- [WORK ITEM]:
What lines in the records include the string "Kajemeth"? Return each one.

(Extracted data entries)
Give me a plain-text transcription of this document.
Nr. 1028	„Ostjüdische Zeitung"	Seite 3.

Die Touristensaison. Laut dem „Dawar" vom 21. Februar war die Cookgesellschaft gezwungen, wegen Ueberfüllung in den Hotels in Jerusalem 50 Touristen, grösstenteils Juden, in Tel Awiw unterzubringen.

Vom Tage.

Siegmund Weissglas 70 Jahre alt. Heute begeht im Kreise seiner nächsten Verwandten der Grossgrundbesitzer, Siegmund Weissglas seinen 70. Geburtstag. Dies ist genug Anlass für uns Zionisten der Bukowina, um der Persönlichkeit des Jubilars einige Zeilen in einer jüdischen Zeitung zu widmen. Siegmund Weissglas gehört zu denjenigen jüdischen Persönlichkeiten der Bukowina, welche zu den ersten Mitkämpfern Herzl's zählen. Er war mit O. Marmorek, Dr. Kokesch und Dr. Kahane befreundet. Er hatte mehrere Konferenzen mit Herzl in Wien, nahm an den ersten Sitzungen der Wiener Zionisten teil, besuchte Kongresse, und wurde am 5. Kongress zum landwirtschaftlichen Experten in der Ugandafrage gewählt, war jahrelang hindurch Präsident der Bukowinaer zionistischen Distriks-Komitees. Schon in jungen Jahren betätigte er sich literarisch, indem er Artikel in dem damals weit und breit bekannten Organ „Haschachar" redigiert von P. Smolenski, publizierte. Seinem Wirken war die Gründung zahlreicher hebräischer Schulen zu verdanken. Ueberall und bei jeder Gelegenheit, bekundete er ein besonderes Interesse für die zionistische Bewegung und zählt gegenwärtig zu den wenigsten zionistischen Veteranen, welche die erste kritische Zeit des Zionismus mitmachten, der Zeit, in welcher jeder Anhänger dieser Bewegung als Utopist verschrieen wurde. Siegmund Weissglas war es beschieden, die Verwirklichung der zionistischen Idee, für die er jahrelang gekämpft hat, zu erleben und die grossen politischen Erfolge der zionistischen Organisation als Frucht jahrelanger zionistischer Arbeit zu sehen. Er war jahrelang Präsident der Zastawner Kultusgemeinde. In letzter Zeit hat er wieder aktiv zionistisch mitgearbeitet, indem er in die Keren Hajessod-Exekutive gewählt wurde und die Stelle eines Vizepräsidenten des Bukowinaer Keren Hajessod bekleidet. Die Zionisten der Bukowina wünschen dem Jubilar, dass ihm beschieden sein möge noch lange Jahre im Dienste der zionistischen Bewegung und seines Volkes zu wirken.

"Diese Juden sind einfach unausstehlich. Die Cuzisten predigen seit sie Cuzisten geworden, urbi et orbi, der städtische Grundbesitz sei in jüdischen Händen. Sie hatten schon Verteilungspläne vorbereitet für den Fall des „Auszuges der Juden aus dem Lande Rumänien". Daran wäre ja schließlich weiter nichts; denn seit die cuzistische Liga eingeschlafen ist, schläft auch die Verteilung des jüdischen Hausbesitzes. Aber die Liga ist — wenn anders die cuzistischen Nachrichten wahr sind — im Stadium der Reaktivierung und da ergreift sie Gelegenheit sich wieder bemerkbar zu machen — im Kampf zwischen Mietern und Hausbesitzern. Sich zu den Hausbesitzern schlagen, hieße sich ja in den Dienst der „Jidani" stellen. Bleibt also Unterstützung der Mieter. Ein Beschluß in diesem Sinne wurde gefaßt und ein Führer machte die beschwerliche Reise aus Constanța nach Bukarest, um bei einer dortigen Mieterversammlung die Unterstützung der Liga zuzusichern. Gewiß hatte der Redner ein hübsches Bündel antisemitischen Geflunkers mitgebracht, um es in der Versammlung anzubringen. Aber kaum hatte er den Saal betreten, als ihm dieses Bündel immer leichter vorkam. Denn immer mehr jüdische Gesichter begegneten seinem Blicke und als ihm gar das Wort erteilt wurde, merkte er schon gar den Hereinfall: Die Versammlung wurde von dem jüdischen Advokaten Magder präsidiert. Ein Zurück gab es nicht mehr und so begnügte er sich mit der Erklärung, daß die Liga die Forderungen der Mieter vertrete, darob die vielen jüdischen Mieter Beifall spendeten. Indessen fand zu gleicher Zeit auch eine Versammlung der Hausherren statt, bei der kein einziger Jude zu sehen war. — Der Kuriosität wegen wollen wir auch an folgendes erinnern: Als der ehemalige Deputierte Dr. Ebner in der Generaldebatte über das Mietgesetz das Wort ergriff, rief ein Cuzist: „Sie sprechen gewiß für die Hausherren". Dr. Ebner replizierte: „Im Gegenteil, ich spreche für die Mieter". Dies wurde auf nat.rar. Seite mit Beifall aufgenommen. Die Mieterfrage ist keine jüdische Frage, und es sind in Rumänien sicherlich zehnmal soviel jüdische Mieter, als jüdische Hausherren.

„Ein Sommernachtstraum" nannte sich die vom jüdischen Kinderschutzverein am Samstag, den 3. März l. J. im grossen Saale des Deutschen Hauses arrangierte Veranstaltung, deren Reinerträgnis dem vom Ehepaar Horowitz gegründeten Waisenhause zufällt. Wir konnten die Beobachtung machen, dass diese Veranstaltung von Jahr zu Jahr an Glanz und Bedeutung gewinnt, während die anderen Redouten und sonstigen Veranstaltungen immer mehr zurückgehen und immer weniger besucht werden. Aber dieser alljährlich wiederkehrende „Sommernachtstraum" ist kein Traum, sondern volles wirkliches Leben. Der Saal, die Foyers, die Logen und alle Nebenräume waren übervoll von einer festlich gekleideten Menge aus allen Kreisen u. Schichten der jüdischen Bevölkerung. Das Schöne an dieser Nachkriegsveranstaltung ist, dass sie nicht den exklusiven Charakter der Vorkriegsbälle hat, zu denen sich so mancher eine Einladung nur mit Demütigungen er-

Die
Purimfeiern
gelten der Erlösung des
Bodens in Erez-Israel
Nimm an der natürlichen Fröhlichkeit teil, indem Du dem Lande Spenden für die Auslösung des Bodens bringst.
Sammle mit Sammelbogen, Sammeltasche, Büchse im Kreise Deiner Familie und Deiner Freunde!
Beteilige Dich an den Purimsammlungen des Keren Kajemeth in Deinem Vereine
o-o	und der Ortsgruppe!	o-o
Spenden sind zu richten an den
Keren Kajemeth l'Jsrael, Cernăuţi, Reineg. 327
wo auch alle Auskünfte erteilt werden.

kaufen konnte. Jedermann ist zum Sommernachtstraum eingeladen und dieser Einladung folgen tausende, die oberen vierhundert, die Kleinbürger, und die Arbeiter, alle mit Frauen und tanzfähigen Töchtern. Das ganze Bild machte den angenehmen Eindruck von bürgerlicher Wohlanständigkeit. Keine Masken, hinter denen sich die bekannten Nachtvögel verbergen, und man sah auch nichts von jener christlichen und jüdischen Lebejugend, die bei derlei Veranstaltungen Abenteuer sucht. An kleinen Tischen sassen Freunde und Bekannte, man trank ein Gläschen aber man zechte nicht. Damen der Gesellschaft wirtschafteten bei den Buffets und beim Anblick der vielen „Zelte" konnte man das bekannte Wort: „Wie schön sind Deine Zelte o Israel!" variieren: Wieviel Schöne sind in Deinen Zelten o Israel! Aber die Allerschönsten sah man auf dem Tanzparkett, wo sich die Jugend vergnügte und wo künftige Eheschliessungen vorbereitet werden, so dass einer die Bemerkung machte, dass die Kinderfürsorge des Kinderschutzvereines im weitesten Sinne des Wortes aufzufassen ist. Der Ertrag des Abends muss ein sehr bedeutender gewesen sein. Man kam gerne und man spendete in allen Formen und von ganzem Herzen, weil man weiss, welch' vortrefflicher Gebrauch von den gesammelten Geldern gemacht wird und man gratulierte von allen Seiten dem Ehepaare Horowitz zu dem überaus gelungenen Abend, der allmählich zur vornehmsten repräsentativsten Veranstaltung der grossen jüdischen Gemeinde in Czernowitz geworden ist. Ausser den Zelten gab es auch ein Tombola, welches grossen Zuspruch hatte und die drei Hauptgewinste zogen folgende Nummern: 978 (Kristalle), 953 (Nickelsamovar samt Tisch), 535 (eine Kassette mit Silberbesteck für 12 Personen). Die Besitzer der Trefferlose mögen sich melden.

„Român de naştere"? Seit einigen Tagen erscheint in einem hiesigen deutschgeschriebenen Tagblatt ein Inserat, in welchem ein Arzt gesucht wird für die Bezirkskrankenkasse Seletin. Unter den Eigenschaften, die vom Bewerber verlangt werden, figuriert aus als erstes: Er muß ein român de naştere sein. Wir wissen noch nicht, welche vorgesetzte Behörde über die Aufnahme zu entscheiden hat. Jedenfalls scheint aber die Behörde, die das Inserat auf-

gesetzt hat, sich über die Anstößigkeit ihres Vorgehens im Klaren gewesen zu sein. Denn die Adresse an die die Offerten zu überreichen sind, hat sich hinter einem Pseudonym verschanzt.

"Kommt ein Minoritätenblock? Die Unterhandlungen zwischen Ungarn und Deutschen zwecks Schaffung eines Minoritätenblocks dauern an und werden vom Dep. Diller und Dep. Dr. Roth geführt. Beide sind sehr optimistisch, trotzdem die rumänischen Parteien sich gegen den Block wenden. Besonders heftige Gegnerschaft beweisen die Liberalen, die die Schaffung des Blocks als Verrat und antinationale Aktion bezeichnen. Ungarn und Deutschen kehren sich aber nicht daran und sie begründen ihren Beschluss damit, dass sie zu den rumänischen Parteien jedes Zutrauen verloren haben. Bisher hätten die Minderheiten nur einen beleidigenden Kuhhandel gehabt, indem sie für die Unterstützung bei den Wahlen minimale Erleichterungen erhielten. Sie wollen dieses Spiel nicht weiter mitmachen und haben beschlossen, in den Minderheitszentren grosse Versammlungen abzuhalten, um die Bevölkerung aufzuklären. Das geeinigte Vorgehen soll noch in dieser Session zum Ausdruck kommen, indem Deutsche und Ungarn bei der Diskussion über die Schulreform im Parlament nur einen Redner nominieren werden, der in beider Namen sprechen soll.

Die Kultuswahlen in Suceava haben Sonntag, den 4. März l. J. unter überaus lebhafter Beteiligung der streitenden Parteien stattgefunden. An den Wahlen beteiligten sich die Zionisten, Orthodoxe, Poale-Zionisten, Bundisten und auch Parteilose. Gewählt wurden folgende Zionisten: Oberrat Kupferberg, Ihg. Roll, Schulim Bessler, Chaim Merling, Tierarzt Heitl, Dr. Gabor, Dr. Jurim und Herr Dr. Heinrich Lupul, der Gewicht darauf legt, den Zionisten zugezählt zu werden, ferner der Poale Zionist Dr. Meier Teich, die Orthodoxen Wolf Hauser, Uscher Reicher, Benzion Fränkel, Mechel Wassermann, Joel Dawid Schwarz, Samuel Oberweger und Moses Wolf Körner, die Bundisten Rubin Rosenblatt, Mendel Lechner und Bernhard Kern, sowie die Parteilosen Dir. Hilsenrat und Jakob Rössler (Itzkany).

- [OUTPUT BELOW]:
Beteilige Dich an den Purimsammlungen des Keren Kajemeth in Deinem Vereine
Keren Kajemeth l'Jsrael, Cernăuţi, Reineg. 327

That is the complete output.